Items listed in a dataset
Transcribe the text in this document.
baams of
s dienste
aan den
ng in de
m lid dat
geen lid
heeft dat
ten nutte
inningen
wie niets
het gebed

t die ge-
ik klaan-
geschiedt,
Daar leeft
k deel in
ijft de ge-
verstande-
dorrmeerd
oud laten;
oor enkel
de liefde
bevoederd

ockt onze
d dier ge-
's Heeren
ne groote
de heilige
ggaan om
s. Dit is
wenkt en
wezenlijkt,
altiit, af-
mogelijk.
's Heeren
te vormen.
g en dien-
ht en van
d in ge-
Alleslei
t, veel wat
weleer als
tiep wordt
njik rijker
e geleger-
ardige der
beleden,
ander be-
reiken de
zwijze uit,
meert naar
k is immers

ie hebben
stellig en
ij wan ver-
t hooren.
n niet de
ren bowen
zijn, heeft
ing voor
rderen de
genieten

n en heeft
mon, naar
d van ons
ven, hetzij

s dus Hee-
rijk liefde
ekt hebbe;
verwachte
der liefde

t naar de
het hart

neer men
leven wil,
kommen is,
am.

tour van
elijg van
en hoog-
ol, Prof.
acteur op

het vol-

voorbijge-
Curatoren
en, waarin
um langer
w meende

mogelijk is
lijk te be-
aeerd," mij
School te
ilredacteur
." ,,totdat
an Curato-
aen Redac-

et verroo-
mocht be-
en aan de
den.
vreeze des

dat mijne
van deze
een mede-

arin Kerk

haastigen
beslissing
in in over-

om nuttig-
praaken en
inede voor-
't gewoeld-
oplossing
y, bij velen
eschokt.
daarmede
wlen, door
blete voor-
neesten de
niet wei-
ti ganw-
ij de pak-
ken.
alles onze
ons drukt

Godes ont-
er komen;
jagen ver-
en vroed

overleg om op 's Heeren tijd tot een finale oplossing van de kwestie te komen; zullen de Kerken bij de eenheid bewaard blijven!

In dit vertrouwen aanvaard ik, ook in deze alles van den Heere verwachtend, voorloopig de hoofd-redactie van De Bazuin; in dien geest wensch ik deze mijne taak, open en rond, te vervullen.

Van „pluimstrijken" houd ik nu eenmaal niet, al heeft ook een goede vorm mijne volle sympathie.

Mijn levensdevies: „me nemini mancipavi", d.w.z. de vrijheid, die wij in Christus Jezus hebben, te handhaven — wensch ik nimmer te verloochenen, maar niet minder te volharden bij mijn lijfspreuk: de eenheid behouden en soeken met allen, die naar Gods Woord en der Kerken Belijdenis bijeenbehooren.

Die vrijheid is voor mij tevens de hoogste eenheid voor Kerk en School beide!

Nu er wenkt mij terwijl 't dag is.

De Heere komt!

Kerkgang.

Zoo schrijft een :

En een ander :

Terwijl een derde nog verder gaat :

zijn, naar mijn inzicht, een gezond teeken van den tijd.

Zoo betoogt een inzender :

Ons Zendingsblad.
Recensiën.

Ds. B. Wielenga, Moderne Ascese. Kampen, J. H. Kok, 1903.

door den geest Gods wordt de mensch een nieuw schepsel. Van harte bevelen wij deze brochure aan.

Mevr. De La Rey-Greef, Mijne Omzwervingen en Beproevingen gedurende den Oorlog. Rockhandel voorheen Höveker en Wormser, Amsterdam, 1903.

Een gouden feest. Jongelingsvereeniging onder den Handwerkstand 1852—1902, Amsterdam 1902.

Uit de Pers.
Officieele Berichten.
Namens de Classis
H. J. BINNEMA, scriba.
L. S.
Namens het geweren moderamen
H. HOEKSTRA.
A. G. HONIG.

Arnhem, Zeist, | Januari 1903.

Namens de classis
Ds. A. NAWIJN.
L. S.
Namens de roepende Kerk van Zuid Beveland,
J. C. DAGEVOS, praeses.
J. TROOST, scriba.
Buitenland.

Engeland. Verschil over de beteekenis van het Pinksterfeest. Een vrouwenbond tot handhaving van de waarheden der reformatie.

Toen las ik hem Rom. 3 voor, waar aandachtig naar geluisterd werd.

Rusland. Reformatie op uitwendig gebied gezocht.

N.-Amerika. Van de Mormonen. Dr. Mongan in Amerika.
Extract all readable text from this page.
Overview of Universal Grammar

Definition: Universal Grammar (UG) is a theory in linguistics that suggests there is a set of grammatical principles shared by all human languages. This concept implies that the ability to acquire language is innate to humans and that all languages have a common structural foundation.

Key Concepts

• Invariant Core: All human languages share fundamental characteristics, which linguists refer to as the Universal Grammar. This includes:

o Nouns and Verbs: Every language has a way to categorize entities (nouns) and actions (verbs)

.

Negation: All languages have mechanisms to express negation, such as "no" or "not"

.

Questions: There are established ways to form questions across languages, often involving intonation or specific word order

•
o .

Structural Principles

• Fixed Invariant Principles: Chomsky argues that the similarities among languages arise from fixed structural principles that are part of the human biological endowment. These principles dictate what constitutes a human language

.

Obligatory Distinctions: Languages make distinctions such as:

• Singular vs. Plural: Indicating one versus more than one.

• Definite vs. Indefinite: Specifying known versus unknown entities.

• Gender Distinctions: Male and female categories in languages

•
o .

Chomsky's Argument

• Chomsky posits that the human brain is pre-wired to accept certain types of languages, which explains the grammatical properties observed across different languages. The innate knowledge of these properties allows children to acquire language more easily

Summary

WHAT THIS TASK INVOLVES: Return the full listing, character for character.

TASK RESPONSE:
Transcribe the text in this document.
baams of
s dienste
aan den
ng in de
m lid dat
geen lid
heeft dat
ten nutte
inningen
wie niets
het gebed

t die ge-
ik klaan-
geschiedt,
Daar leeft
k deel in
ijft de ge-
verstande-
dorrmeerd
oud laten;
oor enkel
de liefde
bevoederd

ockt onze
d dier ge-
's Heeren
ne groote
de heilige
ggaan om
s. Dit is
wenkt en
wezenlijkt,
altiit, af-
mogelijk.
's Heeren
te vormen.
g en dien-
ht en van
d in ge-
Alleslei
t, veel wat
weleer als
tiep wordt
njik rijker
e geleger-
ardige der
beleden,
ander be-
reiken de
zwijze uit,
meert naar
k is immers

ie hebben
stellig en
ij wan ver-
t hooren.
n niet de
ren bowen
zijn, heeft
ing voor
rderen de
genieten

n en heeft
mon, naar
d van ons
ven, hetzij

s dus Hee-
rijk liefde
ekt hebbe;
verwachte
der liefde

t naar de
het hart

neer men
leven wil,
kommen is,
am.

tour van
elijg van
en hoog-
ol, Prof.
acteur op

het vol-

voorbijge-
Curatoren
en, waarin
um langer
w meende

mogelijk is
lijk te be-
aeerd," mij
School te
ilredacteur
." ,,totdat
an Curato-
aen Redac-

et verroo-
mocht be-
en aan de
den.
vreeze des

dat mijne
van deze
een mede-

arin Kerk

haastigen
beslissing
in in over-

om nuttig-
praaken en
inede voor-
't gewoeld-
oplossing
y, bij velen
eschokt.
daarmede
wlen, door
blete voor-
neesten de
niet wei-
ti ganw-
ij de pak-
ken.
alles onze
ons drukt

Godes ont-
er komen;
jagen ver-
en vroed

overleg om op 's Heeren tijd tot een finale oplossing van de kwestie te komen; zullen de Kerken bij de eenheid bewaard blijven!

In dit vertrouwen aanvaard ik, ook in deze alles van den Heere verwachtend, voorloopig de hoofd-redactie van De Bazuin; in dien geest wensch ik deze mijne taak, open en rond, te vervullen.

Van „pluimstrijken" houd ik nu eenmaal niet, al heeft ook een goede vorm mijne volle sympathie.

Mijn levensdevies: „me nemini mancipavi", d.w.z. de vrijheid, die wij in Christus Jezus hebben, te handhaven — wensch ik nimmer te verloochenen, maar niet minder te volharden bij mijn lijfspreuk: de eenheid behouden en soeken met allen, die naar Gods Woord en der Kerken Belijdenis bijeenbehooren.

Die vrijheid is voor mij tevens de hoogste eenheid voor Kerk en School beide!

Nu er wenkt mij terwijl 't dag is.

De Heere komt!

Kerkgang.

Zoo schrijft een :

En een ander :

Terwijl een derde nog verder gaat :

zijn, naar mijn inzicht, een gezond teeken van den tijd.

Zoo betoogt een inzender :

Ons Zendingsblad.
Recensiën.

Ds. B. Wielenga, Moderne Ascese. Kampen, J. H. Kok, 1903.

door den geest Gods wordt de mensch een nieuw schepsel. Van harte bevelen wij deze brochure aan.

Mevr. De La Rey-Greef, Mijne Omzwervingen en Beproevingen gedurende den Oorlog. Rockhandel voorheen Höveker en Wormser, Amsterdam, 1903.

Een gouden feest. Jongelingsvereeniging onder den Handwerkstand 1852—1902, Amsterdam 1902.

Uit de Pers.
Officieele Berichten.
Namens de Classis
H. J. BINNEMA, scriba.
L. S.
Namens het geweren moderamen
H. HOEKSTRA.
A. G. HONIG.

Arnhem, Zeist, | Januari 1903.

Namens de classis
Ds. A. NAWIJN.
L. S.
Namens de roepende Kerk van Zuid Beveland,
J. C. DAGEVOS, praeses.
J. TROOST, scriba.
Buitenland.

Engeland. Verschil over de beteekenis van het Pinksterfeest. Een vrouwenbond tot handhaving van de waarheden der reformatie.

Toen las ik hem Rom. 3 voor, waar aandachtig naar geluisterd werd.

Rusland. Reformatie op uitwendig gebied gezocht.

N.-Amerika. Van de Mormonen. Dr. Mongan in Amerika.
Extract all readable text from this page.
Overview of Universal Grammar

Definition: Universal Grammar (UG) is a theory in linguistics that suggests there is a set of grammatical principles shared by all human languages. This concept implies that the ability to acquire language is innate to humans and that all languages have a common structural foundation.

Key Concepts

• Invariant Core: All human languages share fundamental characteristics, which linguists refer to as the Universal Grammar. This includes:

o Nouns and Verbs: Every language has a way to categorize entities (nouns) and actions (verbs)

.

Negation: All languages have mechanisms to express negation, such as "no" or "not"

.

Questions: There are established ways to form questions across languages, often involving intonation or specific word order

•
o .

Structural Principles

• Fixed Invariant Principles: Chomsky argues that the similarities among languages arise from fixed structural principles that are part of the human biological endowment. These principles dictate what constitutes a human language

.

Obligatory Distinctions: Languages make distinctions such as:

• Singular vs. Plural: Indicating one versus more than one.

• Definite vs. Indefinite: Specifying known versus unknown entities.

• Gender Distinctions: Male and female categories in languages

•
o .

Chomsky's Argument

• Chomsky posits that the human brain is pre-wired to accept certain types of languages, which explains the grammatical properties observed across different languages. The innate knowledge of these properties allows children to acquire language more easily

Summary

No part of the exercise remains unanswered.